** start **

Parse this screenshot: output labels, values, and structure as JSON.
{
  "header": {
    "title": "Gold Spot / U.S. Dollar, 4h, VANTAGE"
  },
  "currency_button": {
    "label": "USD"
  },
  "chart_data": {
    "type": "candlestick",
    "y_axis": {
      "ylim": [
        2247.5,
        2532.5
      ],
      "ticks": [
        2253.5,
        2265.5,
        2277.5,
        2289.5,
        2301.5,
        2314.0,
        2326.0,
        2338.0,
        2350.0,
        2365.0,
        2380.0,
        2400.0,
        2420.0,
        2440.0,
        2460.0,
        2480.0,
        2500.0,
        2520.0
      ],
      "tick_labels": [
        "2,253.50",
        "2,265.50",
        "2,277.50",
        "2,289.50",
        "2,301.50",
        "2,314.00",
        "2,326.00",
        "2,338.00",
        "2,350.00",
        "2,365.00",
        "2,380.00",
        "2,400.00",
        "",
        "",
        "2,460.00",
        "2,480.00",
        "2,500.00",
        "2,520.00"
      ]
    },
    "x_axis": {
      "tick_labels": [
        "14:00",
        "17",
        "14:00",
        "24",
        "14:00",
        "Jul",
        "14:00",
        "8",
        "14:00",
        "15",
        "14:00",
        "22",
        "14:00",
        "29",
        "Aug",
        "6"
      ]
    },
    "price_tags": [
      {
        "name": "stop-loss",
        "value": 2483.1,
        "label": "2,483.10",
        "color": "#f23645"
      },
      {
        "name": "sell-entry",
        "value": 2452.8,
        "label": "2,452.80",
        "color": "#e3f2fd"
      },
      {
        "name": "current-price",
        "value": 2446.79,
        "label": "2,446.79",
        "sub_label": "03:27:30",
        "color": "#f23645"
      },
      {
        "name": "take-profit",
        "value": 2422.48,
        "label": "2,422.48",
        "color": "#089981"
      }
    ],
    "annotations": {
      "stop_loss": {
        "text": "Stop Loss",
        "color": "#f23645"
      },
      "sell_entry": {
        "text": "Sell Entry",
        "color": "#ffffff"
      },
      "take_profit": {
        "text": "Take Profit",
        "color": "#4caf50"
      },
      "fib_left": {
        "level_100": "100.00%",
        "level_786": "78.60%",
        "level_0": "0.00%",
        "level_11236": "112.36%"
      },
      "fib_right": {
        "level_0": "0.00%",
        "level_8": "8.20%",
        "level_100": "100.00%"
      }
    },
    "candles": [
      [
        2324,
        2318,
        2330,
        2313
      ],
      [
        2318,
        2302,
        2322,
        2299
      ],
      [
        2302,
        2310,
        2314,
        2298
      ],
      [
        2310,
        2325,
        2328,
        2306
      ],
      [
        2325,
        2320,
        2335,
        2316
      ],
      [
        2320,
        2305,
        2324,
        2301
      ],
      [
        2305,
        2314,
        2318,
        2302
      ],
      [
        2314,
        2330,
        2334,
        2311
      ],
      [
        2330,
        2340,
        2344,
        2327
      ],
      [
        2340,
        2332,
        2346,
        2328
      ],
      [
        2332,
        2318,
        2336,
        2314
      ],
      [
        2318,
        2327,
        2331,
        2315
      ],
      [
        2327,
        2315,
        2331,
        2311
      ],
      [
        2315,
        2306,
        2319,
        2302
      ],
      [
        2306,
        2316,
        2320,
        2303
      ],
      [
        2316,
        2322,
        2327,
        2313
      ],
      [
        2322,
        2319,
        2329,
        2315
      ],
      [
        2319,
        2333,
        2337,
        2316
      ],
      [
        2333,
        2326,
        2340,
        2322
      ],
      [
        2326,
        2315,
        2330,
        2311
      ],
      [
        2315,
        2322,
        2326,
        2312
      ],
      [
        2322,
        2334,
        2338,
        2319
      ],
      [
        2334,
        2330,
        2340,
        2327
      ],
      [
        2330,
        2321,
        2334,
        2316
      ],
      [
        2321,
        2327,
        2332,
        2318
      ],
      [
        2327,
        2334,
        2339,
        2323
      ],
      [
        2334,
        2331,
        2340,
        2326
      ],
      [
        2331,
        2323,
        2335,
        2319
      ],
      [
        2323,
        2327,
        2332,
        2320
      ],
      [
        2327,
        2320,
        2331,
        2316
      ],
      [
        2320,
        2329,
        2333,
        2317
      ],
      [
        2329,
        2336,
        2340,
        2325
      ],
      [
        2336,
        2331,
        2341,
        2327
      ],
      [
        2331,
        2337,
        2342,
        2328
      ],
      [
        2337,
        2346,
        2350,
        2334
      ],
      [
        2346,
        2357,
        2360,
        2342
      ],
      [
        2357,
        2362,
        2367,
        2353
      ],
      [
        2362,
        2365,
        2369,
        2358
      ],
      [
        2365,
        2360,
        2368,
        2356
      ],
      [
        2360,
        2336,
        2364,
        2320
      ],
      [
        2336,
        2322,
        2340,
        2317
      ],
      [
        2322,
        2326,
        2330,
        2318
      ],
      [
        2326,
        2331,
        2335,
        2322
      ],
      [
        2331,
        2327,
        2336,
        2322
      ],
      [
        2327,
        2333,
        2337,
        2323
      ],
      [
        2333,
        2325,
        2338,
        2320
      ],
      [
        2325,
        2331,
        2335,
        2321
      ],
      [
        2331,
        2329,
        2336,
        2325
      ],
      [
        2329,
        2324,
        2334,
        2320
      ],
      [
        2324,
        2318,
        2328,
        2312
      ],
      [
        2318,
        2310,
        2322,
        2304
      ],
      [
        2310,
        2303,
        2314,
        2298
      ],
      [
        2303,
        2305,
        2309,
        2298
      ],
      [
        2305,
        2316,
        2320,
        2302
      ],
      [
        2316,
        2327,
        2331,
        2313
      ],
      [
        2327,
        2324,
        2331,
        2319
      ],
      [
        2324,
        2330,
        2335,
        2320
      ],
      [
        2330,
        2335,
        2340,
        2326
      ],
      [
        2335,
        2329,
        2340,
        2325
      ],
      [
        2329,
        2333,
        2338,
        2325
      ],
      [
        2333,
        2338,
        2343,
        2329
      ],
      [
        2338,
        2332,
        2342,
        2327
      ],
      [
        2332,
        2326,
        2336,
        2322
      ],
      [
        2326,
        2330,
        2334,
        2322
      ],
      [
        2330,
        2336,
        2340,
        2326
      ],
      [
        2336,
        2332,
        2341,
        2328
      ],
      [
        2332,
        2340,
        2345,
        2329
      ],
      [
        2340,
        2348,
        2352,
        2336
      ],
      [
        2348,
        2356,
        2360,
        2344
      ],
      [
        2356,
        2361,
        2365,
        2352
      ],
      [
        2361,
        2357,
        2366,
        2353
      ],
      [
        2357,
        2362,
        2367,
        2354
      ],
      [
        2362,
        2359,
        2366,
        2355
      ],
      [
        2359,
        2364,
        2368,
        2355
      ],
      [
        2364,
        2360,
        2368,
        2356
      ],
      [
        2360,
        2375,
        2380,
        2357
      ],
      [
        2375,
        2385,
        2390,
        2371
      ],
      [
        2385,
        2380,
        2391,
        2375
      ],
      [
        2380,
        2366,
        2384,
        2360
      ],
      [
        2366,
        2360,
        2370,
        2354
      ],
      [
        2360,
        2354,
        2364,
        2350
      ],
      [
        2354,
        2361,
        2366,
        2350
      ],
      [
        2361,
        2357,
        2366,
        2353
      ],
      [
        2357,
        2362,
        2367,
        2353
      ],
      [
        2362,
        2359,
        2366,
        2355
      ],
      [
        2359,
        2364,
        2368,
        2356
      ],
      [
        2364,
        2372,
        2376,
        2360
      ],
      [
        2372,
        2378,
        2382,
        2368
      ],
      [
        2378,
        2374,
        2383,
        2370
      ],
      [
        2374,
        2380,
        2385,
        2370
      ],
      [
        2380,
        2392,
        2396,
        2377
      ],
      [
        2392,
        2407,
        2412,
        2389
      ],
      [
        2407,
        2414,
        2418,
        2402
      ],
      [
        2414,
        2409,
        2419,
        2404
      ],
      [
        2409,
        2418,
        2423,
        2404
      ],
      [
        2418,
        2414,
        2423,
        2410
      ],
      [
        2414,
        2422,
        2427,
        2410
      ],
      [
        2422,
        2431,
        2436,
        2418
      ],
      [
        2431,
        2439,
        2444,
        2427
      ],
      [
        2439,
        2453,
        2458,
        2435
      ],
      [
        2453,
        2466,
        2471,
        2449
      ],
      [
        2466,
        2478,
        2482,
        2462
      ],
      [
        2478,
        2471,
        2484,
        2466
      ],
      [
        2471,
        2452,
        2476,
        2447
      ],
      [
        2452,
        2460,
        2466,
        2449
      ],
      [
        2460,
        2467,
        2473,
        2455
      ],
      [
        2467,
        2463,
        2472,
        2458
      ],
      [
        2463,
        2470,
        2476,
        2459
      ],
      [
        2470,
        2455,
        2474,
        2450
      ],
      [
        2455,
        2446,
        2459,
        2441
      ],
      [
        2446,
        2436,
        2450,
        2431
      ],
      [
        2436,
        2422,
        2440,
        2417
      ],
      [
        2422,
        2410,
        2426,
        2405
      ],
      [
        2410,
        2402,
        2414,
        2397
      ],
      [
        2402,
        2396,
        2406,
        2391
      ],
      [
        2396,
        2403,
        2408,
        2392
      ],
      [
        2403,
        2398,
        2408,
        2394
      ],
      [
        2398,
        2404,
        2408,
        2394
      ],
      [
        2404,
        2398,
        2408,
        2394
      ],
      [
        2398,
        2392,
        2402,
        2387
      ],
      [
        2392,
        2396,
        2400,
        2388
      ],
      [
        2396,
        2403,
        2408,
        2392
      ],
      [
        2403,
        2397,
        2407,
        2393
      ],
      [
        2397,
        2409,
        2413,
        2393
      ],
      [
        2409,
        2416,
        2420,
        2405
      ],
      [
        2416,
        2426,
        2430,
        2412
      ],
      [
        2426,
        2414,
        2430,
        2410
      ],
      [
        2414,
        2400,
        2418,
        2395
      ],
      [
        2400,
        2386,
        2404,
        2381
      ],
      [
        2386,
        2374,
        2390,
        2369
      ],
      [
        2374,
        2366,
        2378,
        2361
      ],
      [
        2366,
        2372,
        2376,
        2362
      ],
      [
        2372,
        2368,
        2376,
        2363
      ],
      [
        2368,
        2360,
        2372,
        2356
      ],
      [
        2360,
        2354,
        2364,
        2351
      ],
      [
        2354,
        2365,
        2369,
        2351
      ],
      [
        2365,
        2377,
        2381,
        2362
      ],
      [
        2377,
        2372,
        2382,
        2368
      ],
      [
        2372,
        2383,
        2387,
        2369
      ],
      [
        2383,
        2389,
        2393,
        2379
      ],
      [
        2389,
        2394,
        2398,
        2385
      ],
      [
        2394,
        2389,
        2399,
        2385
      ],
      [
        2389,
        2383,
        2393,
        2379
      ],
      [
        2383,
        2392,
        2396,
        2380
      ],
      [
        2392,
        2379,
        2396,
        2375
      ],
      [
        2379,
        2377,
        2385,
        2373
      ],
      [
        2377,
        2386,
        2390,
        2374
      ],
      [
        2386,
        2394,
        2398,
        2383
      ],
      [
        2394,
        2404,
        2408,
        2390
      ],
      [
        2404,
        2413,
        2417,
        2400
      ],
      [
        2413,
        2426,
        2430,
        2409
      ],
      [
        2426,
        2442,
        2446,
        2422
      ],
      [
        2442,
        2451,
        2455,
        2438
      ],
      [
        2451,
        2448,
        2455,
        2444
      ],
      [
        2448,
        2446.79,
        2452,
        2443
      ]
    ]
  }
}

** end **

REQUIRED WORK
Tally up how many lines in the preceding listing contain the word "name". Give nothing but the number.

REPLY TO THE TASK
4